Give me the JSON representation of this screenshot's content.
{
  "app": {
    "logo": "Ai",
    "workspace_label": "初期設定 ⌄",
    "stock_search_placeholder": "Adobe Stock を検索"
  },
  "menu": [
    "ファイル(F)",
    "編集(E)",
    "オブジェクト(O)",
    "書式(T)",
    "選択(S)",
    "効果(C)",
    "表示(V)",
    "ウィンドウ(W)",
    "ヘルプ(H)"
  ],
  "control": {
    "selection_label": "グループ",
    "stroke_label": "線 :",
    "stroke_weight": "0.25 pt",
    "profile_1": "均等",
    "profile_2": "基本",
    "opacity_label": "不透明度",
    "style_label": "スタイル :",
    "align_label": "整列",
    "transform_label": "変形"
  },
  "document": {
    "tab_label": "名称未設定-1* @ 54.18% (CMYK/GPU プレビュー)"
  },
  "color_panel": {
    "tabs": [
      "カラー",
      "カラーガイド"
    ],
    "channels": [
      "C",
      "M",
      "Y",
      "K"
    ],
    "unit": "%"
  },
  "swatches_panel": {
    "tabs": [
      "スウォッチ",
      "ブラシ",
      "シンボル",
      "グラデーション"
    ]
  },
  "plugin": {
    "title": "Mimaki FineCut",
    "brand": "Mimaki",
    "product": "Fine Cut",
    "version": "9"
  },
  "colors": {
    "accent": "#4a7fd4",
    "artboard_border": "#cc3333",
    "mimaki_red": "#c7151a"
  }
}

□ □ □

◆ **YOUR GOAL**:
Please output the complete data exactly.

◆ **SOLVED EXERCISE**:
Give me the JSON representation of this screenshot's content.
{
  "app": {
    "logo": "Ai",
    "workspace_label": "初期設定 ⌄",
    "stock_search_placeholder": "Adobe Stock を検索"
  },
  "menu": [
    "ファイル(F)",
    "編集(E)",
    "オブジェクト(O)",
    "書式(T)",
    "選択(S)",
    "効果(C)",
    "表示(V)",
    "ウィンドウ(W)",
    "ヘルプ(H)"
  ],
  "control": {
    "selection_label": "グループ",
    "stroke_label": "線 :",
    "stroke_weight": "0.25 pt",
    "profile_1": "均等",
    "profile_2": "基本",
    "opacity_label": "不透明度",
    "style_label": "スタイル :",
    "align_label": "整列",
    "transform_label": "変形"
  },
  "document": {
    "tab_label": "名称未設定-1* @ 54.18% (CMYK/GPU プレビュー)"
  },
  "color_panel": {
    "tabs": [
      "カラー",
      "カラーガイド"
    ],
    "channels": [
      "C",
      "M",
      "Y",
      "K"
    ],
    "unit": "%"
  },
  "swatches_panel": {
    "tabs": [
      "スウォッチ",
      "ブラシ",
      "シンボル",
      "グラデーション"
    ]
  },
  "plugin": {
    "title": "Mimaki FineCut",
    "brand": "Mimaki",
    "product": "Fine Cut",
    "version": "9"
  },
  "colors": {
    "accent": "#4a7fd4",
    "artboard_border": "#cc3333",
    "mimaki_red": "#c7151a"
  }
}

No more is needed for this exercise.